TASK TO COMPLETE:
For every line in the data below that contains "trdm", copy the line.

◆ ◆ ◆ ◆ ◆ ◆ ◆

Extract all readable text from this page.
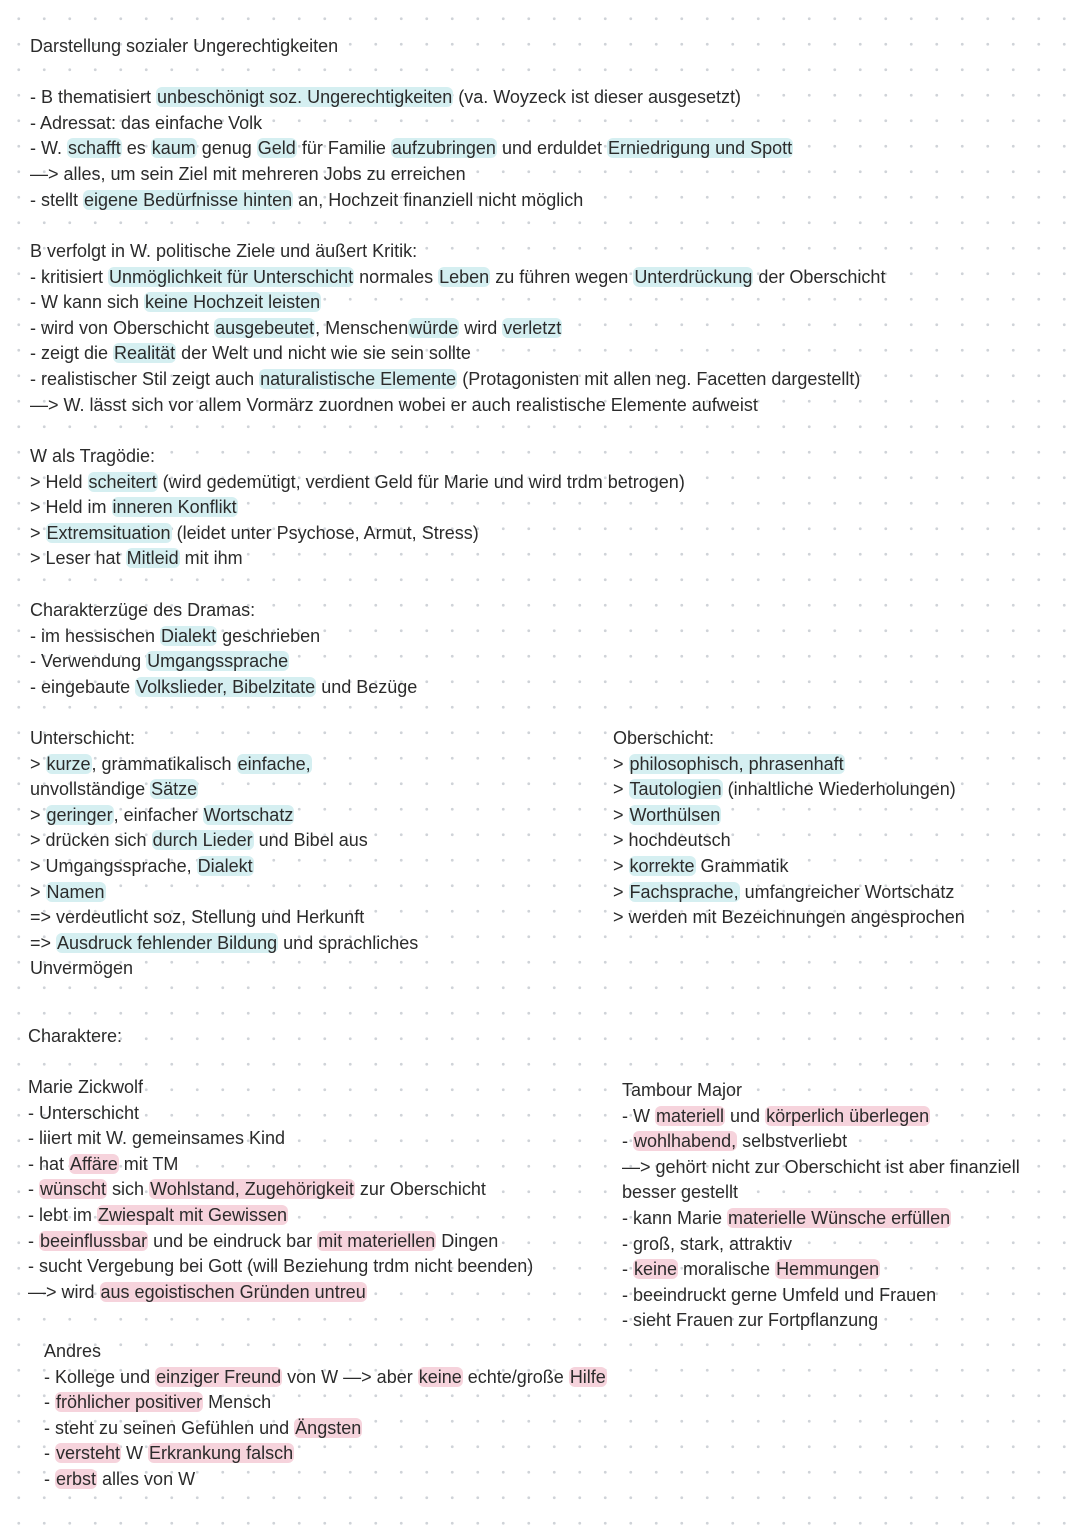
Darstellung sozialer Ungerechtigkeiten
- B thematisiert unbeschönigt soz. Ungerechtigkeiten (va. Woyzeck ist dieser ausgesetzt)
- Adressat: das einfache Volk
- W. schafft es kaum genug Geld für Familie aufzubringen und erduldet Erniedrigung und Spott
—> alles, um sein Ziel mit mehreren Jobs zu erreichen
- stellt eigene Bedürfnisse hinten an, Hochzeit finanziell nicht möglich
B verfolgt in W. politische Ziele und äußert Kritik:
- kritisiert Unmöglichkeit für Unterschicht normales Leben zu führen wegen Unterdrückung der Oberschicht
- W kann sich keine Hochzeit leisten
- wird von Oberschicht ausgebeutet, Menschenwürde wird verletzt
- zeigt die Realität der Welt und nicht wie sie sein sollte
- realistischer Stil zeigt auch naturalistische Elemente (Protagonisten mit allen neg. Facetten dargestellt)
—> W. lässt sich vor allem Vormärz zuordnen wobei er auch realistische Elemente aufweist
W als Tragödie:
> Held scheitert (wird gedemütigt, verdient Geld für Marie und wird trdm betrogen)
> Held im inneren Konflikt
> Extremsituation (leidet unter Psychose, Armut, Stress)
> Leser hat Mitleid mit ihm
Charakterzüge des Dramas:
- im hessischen Dialekt geschrieben
- Verwendung Umgangssprache
- eingebaute Volkslieder, Bibelzitate und Bezüge
Unterschicht:
> kurze, grammatikalisch einfache,
unvollständige Sätze
> geringer, einfacher Wortschatz
> drücken sich durch Lieder und Bibel aus
> Umgangssprache, Dialekt
> Namen
=> verdeutlicht soz, Stellung und Herkunft
=> Ausdruck fehlender Bildung und sprachliches
Unvermögen
Oberschicht:
> philosophisch, phrasenhaft
> Tautologien (inhaltliche Wiederholungen)
> Worthülsen
> hochdeutsch
> korrekte Grammatik
> Fachsprache, umfangreicher Wortschatz
> werden mit Bezeichnungen angesprochen
Charaktere:
Marie Zickwolf
- Unterschicht
- liiert mit W. gemeinsames Kind
- hat Affäre mit TM
- wünscht sich Wohlstand, Zugehörigkeit zur Oberschicht
- lebt im Zwiespalt mit Gewissen
- beeinflussbar und be eindruck bar mit materiellen Dingen
- sucht Vergebung bei Gott (will Beziehung trdm nicht beenden)
—> wird aus egoistischen Gründen untreu
Tambour Major
- W materiell und körperlich überlegen
- wohlhabend, selbstverliebt
—> gehört nicht zur Oberschicht ist aber finanziell
besser gestellt
- kann Marie materielle Wünsche erfüllen
- groß, stark, attraktiv
- keine moralische Hemmungen
- beeindruckt gerne Umfeld und Frauen
- sieht Frauen zur Fortpflanzung
Andres
- Kollege und einziger Freund von W —> aber keine echte/große Hilfe
- fröhlicher positiver Mensch
- steht zu seinen Gefühlen und Ängsten
- versteht W Erkrankung falsch
- erbst alles von W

◆ ◆ ◆ ◆ ◆ ◆ ◆

RESULT BELOW:
> Held scheitert (wird gedemütigt, verdient Geld für Marie und wird trdm betrogen)
- sucht Vergebung bei Gott (will Beziehung trdm nicht beenden)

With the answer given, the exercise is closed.